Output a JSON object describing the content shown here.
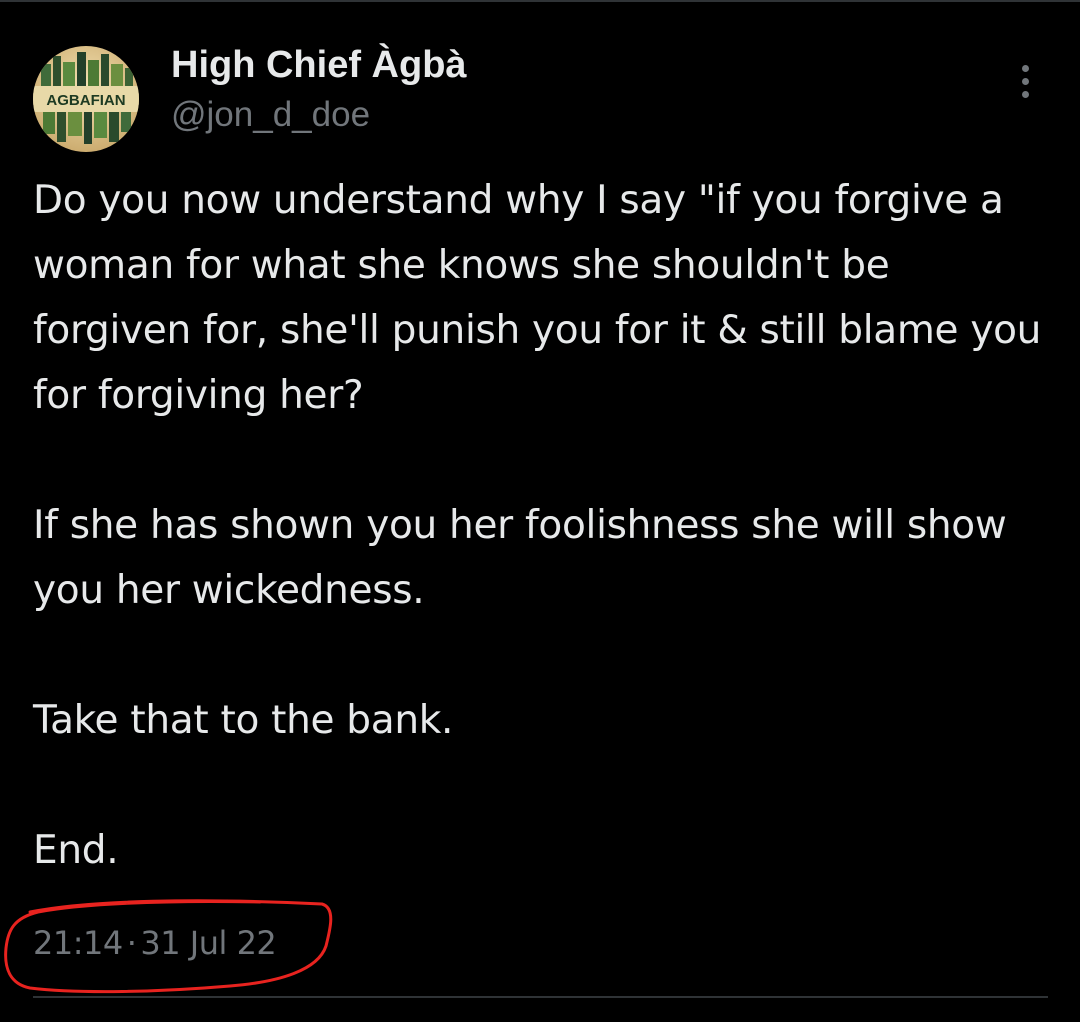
{
  "author": {
    "display_name": "High Chief Àgbà",
    "handle": "@jon_d_doe",
    "avatar_text": "AGBAFIAN"
  },
  "tweet": {
    "paragraphs": [
      "Do you now understand why I say \"if you forgive a woman for what she knows she shouldn't be forgiven for, she'll punish you for it & still blame you for forgiving her?",
      "If she has shown you her foolishness she will show you her wickedness.",
      "Take that to the bank.",
      "End."
    ],
    "time": "21:14",
    "separator": "·",
    "date": "31 Jul 22"
  },
  "annotation": {
    "color": "#e8231f"
  },
  "icons": {
    "more": "more-vertical-icon"
  }
}
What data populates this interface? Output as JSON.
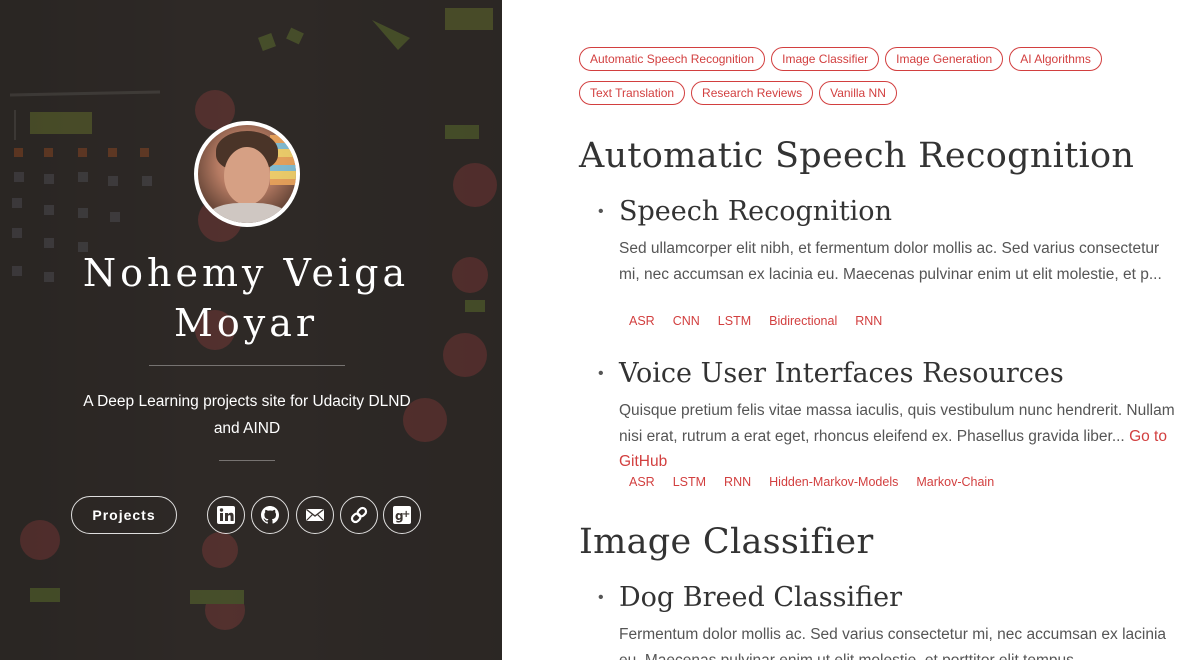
{
  "sidebar": {
    "name_line1": "Nohemy Veiga",
    "name_line2": "Moyar",
    "tagline": "A Deep Learning projects site for Udacity DLND and AIND",
    "projects_label": "Projects",
    "social": [
      {
        "icon": "linkedin-icon"
      },
      {
        "icon": "github-icon"
      },
      {
        "icon": "email-icon"
      },
      {
        "icon": "link-icon"
      },
      {
        "icon": "google-plus-icon"
      }
    ]
  },
  "tags": [
    "Automatic Speech Recognition",
    "Image Classifier",
    "Image Generation",
    "AI Algorithms",
    "Text Translation",
    "Research Reviews",
    "Vanilla NN"
  ],
  "sections": [
    {
      "title": "Automatic Speech Recognition",
      "posts": [
        {
          "title": "Speech Recognition",
          "excerpt": "Sed ullamcorper elit nibh, et fermentum dolor mollis ac. Sed varius consectetur mi, nec accumsan ex lacinia eu. Maecenas pulvinar enim ut elit molestie, et p...",
          "tags": [
            "ASR",
            "CNN",
            "LSTM",
            "Bidirectional",
            "RNN"
          ]
        },
        {
          "title": "Voice User Interfaces Resources",
          "excerpt": "Quisque pretium felis vitae massa iaculis, quis vestibulum nunc hendrerit. Nullam nisi erat, rutrum a erat eget, rhoncus eleifend ex. Phasellus gravida liber...",
          "link": "Go to GitHub",
          "tags": [
            "ASR",
            "LSTM",
            "RNN",
            "Hidden-Markov-Models",
            "Markov-Chain"
          ]
        }
      ]
    },
    {
      "title": "Image Classifier",
      "posts": [
        {
          "title": "Dog Breed Classifier",
          "excerpt": "Fermentum dolor mollis ac. Sed varius consectetur mi, nec accumsan ex lacinia eu. Maecenas pulvinar enim ut elit molestie, et porttitor elit tempus"
        }
      ]
    }
  ],
  "colors": {
    "accent": "#d23f3f",
    "sidebar_bg": "#2f2a27",
    "text": "#444444"
  }
}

____________________

■ **Task instructions**: Would you set down the listing exactly, omitting pictures?

■ **The solution**:
Output a JSON object describing the content shown here.
{
  "author": {
    "display_name": "High Chief Àgbà",
    "handle": "@jon_d_doe",
    "avatar_text": "AGBAFIAN"
  },
  "tweet": {
    "paragraphs": [
      "Do you now understand why I say \"if you forgive a woman for what she knows she shouldn't be forgiven for, she'll punish you for it & still blame you for forgiving her?",
      "If she has shown you her foolishness she will show you her wickedness.",
      "Take that to the bank.",
      "End."
    ],
    "time": "21:14",
    "separator": "·",
    "date": "31 Jul 22"
  },
  "annotation": {
    "color": "#e8231f"
  },
  "icons": {
    "more": "more-vertical-icon"
  }
}
What data populates this interface? Output as JSON.
{
  "sidebar": {
    "name_line1": "Nohemy Veiga",
    "name_line2": "Moyar",
    "tagline": "A Deep Learning projects site for Udacity DLND and AIND",
    "projects_label": "Projects",
    "social": [
      {
        "icon": "linkedin-icon"
      },
      {
        "icon": "github-icon"
      },
      {
        "icon": "email-icon"
      },
      {
        "icon": "link-icon"
      },
      {
        "icon": "google-plus-icon"
      }
    ]
  },
  "tags": [
    "Automatic Speech Recognition",
    "Image Classifier",
    "Image Generation",
    "AI Algorithms",
    "Text Translation",
    "Research Reviews",
    "Vanilla NN"
  ],
  "sections": [
    {
      "title": "Automatic Speech Recognition",
      "posts": [
        {
          "title": "Speech Recognition",
          "excerpt": "Sed ullamcorper elit nibh, et fermentum dolor mollis ac. Sed varius consectetur mi, nec accumsan ex lacinia eu. Maecenas pulvinar enim ut elit molestie, et p...",
          "tags": [
            "ASR",
            "CNN",
            "LSTM",
            "Bidirectional",
            "RNN"
          ]
        },
        {
          "title": "Voice User Interfaces Resources",
          "excerpt": "Quisque pretium felis vitae massa iaculis, quis vestibulum nunc hendrerit. Nullam nisi erat, rutrum a erat eget, rhoncus eleifend ex. Phasellus gravida liber...",
          "link": "Go to GitHub",
          "tags": [
            "ASR",
            "LSTM",
            "RNN",
            "Hidden-Markov-Models",
            "Markov-Chain"
          ]
        }
      ]
    },
    {
      "title": "Image Classifier",
      "posts": [
        {
          "title": "Dog Breed Classifier",
          "excerpt": "Fermentum dolor mollis ac. Sed varius consectetur mi, nec accumsan ex lacinia eu. Maecenas pulvinar enim ut elit molestie, et porttitor elit tempus"
        }
      ]
    }
  ],
  "colors": {
    "accent": "#d23f3f",
    "sidebar_bg": "#2f2a27",
    "text": "#444444"
  }
}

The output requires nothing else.